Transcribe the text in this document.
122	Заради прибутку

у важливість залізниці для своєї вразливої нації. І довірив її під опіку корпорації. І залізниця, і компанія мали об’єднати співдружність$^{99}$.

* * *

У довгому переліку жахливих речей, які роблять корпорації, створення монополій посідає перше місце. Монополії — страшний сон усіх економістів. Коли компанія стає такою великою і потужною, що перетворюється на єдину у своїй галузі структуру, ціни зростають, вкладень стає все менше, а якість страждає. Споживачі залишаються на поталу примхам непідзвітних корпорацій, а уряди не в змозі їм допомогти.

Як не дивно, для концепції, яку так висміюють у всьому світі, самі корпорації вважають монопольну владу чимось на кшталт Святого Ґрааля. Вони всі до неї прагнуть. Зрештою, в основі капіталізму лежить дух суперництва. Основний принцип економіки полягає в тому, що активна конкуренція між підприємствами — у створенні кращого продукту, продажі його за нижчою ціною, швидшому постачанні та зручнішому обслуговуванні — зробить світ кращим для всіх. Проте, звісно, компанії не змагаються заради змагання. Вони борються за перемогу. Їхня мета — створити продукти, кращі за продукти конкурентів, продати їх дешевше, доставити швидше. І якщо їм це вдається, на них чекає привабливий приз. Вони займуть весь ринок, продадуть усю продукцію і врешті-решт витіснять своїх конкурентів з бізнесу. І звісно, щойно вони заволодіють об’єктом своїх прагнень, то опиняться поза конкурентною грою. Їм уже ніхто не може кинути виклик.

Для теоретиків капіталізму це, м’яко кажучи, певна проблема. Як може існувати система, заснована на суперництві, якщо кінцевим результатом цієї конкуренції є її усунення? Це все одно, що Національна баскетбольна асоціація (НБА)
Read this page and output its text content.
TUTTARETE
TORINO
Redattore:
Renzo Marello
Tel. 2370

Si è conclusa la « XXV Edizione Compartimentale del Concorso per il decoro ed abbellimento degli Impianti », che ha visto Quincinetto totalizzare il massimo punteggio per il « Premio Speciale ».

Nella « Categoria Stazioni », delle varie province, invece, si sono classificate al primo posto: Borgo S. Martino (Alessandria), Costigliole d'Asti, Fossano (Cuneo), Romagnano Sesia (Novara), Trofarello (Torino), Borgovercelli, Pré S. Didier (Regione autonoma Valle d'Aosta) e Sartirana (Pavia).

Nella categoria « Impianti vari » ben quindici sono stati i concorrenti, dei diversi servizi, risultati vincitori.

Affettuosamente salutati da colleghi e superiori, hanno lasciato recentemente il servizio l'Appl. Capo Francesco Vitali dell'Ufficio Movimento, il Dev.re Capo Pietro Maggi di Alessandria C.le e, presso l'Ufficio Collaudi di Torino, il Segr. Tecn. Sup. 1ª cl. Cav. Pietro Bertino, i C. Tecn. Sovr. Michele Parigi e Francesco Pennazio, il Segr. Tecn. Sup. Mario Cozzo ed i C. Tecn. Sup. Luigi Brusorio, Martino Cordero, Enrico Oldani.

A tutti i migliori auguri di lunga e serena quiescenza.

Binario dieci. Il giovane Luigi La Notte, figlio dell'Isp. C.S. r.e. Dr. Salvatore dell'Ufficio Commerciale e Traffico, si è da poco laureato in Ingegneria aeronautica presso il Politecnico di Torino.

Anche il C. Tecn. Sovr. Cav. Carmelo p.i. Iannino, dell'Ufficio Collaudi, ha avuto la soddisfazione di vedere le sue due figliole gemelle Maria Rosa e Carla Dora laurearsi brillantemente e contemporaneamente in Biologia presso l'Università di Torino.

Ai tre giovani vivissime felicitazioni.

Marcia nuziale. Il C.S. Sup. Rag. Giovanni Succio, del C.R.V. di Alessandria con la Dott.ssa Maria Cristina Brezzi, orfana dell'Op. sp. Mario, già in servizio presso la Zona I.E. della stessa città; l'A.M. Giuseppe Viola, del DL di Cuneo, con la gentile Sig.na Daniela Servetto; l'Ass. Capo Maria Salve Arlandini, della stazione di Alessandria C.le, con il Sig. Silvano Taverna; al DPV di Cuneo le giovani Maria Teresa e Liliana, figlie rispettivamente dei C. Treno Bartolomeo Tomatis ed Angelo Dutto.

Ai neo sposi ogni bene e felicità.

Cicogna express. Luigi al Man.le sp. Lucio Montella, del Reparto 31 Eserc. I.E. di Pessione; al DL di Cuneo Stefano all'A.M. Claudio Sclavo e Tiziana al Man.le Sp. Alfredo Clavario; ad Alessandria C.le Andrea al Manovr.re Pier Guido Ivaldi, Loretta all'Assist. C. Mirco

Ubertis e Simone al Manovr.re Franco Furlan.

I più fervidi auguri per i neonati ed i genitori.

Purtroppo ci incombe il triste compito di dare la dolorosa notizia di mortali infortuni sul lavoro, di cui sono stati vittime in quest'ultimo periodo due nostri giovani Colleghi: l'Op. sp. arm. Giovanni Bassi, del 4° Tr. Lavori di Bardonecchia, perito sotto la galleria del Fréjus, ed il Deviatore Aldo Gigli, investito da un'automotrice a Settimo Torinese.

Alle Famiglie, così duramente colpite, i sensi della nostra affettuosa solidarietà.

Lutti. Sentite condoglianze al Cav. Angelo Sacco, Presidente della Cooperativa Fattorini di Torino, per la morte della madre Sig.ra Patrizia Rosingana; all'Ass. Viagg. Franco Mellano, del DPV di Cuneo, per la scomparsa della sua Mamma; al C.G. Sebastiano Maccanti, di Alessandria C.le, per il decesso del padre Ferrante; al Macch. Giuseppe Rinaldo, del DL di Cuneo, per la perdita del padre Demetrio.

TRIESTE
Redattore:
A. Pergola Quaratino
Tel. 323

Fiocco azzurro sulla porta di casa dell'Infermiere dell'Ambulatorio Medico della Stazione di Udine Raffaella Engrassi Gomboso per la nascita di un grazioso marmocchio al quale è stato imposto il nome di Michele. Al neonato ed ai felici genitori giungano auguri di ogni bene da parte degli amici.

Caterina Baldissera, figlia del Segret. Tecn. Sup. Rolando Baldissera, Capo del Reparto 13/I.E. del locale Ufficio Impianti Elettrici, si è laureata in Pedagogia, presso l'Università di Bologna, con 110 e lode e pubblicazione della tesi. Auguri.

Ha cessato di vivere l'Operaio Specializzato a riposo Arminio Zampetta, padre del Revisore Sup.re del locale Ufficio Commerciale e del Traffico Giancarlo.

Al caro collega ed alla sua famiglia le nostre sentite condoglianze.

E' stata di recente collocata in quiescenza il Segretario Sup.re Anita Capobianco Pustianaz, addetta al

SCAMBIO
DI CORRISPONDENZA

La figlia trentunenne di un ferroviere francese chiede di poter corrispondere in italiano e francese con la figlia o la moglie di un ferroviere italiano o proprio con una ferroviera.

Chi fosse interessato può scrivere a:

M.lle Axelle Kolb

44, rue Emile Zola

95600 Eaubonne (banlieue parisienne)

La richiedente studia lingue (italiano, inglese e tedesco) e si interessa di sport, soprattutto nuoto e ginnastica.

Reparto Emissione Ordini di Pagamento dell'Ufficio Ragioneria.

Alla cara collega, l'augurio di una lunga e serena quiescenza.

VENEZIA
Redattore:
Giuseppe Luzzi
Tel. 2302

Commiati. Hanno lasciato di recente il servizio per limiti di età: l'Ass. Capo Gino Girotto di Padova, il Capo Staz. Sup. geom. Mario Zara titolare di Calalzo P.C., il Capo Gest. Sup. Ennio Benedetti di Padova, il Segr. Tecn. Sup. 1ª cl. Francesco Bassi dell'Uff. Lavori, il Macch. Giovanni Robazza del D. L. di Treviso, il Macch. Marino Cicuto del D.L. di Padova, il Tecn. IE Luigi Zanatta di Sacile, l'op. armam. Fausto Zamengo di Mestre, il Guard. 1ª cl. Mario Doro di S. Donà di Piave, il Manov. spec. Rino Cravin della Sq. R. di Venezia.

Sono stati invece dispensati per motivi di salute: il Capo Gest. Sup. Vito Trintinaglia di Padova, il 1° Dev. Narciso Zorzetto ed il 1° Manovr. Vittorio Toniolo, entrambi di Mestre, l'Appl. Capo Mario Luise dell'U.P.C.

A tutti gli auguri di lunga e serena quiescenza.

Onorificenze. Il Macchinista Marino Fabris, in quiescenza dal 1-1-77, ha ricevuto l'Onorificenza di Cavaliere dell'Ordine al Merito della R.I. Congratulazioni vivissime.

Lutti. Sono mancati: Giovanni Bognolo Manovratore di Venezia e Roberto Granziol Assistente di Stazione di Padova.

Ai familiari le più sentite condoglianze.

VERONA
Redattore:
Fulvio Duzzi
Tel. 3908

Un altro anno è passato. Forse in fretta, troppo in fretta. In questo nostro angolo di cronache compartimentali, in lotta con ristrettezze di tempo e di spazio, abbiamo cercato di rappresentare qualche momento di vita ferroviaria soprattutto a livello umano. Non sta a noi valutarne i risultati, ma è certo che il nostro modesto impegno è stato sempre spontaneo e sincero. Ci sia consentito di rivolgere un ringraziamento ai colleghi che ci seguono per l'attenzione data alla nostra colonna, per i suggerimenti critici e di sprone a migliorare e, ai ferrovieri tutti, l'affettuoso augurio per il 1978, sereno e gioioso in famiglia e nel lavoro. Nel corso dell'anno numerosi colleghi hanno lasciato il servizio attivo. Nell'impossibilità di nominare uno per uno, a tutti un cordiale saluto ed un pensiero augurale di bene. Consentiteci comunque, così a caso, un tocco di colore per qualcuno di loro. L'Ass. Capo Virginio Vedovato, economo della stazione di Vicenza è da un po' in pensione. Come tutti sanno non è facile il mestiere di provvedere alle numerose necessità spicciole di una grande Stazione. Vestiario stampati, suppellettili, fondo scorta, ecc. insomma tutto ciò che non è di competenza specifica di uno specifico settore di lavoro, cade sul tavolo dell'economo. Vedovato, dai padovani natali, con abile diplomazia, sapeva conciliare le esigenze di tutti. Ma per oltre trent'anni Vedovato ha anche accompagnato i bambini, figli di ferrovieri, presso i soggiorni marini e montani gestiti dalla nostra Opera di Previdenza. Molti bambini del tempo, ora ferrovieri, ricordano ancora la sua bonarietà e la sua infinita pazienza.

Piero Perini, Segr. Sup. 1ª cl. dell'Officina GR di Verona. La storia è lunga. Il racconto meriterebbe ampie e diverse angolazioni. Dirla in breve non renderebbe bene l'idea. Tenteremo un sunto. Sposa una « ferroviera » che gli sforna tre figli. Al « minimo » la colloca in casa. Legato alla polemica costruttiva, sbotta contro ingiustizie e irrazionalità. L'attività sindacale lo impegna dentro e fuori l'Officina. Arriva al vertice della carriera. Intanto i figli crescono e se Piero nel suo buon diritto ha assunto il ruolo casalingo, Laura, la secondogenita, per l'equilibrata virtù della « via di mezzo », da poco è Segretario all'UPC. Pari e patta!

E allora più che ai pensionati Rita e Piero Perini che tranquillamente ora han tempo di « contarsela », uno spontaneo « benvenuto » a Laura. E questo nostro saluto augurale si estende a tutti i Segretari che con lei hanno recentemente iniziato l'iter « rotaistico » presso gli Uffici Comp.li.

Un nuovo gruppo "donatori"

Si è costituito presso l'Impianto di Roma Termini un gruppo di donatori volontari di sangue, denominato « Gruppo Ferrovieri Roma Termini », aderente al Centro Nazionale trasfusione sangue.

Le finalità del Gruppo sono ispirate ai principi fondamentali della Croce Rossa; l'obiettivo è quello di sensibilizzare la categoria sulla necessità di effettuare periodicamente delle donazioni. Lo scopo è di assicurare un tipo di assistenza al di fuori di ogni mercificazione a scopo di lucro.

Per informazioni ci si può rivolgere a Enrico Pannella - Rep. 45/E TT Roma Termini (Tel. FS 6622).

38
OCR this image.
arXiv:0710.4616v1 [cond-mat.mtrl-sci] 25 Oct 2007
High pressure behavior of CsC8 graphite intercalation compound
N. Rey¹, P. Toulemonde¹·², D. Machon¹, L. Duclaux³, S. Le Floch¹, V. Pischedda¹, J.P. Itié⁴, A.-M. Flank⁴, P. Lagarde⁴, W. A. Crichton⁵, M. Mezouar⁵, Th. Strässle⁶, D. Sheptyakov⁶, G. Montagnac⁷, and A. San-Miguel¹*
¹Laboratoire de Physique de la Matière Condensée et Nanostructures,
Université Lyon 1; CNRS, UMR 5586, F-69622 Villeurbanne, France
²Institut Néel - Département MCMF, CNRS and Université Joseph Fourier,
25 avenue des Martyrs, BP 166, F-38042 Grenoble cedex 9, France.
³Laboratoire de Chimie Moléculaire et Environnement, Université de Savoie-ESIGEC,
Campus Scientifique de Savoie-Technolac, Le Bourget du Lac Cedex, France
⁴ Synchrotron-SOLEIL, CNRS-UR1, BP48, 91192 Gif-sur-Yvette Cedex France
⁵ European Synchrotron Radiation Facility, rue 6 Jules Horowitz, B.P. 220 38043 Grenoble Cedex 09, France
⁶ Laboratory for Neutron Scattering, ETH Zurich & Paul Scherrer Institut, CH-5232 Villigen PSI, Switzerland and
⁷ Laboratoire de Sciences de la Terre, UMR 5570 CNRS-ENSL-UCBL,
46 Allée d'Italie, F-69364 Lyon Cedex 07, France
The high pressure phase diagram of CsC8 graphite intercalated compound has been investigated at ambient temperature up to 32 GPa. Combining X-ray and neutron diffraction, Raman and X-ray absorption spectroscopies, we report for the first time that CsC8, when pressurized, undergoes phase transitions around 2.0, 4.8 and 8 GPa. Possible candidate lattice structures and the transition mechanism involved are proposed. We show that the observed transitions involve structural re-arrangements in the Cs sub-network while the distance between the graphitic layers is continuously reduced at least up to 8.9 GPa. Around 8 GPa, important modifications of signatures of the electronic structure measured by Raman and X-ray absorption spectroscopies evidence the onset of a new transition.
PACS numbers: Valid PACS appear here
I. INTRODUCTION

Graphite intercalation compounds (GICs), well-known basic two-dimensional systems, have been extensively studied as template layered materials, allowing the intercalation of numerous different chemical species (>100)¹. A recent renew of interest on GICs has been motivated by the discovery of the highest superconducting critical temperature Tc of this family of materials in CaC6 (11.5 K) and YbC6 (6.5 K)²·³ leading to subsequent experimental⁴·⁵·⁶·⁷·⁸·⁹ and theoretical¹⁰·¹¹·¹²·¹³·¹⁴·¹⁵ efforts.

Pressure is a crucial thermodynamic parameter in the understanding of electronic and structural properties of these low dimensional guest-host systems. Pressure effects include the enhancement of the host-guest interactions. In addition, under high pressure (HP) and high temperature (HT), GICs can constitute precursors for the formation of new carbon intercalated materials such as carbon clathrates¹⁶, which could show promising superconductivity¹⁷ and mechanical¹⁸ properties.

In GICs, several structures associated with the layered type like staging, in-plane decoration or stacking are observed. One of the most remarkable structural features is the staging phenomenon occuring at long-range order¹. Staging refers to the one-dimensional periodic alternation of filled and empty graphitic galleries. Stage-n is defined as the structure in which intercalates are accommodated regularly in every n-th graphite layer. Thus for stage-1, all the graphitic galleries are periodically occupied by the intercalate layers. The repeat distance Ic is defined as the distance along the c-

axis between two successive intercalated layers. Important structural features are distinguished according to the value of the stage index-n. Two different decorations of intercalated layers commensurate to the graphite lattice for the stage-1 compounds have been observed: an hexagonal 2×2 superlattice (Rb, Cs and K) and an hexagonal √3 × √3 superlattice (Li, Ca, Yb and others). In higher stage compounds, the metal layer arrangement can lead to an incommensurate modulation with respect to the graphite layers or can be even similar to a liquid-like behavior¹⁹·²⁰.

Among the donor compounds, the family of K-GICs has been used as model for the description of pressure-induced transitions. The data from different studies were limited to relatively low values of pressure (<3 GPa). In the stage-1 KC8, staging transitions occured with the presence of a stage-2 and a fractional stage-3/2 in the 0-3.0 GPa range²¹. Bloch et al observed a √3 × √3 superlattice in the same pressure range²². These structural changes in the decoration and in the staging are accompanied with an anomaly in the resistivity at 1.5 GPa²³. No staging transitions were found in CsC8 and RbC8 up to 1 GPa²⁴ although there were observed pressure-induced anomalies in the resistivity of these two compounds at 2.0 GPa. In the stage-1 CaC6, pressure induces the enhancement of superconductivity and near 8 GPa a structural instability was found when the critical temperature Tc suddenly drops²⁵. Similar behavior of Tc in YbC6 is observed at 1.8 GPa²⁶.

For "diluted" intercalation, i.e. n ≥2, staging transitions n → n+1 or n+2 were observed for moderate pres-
######
Problem description — From the listing above, copy every line that includes the word "this".

Exercise answer —
Transcribe the text in this document.
Read this page and output its text content.
OCR this image.
Graphite intercalation compounds (GICs), well-known basic two-dimensional systems, have been extensively studied as template layered materials, allowing the intercalation of numerous different chemical species (>100)¹. A recent renew of interest on GICs has been motivated by the discovery of the highest superconducting critical temperature Tc of this family of materials in CaC6 (11.5 K) and YbC6 (6.5 K)²·³ leading to subsequent experimental⁴·⁵·⁶·⁷·⁸·⁹ and theoretical¹⁰·¹¹·¹²·¹³·¹⁴·¹⁵ efforts.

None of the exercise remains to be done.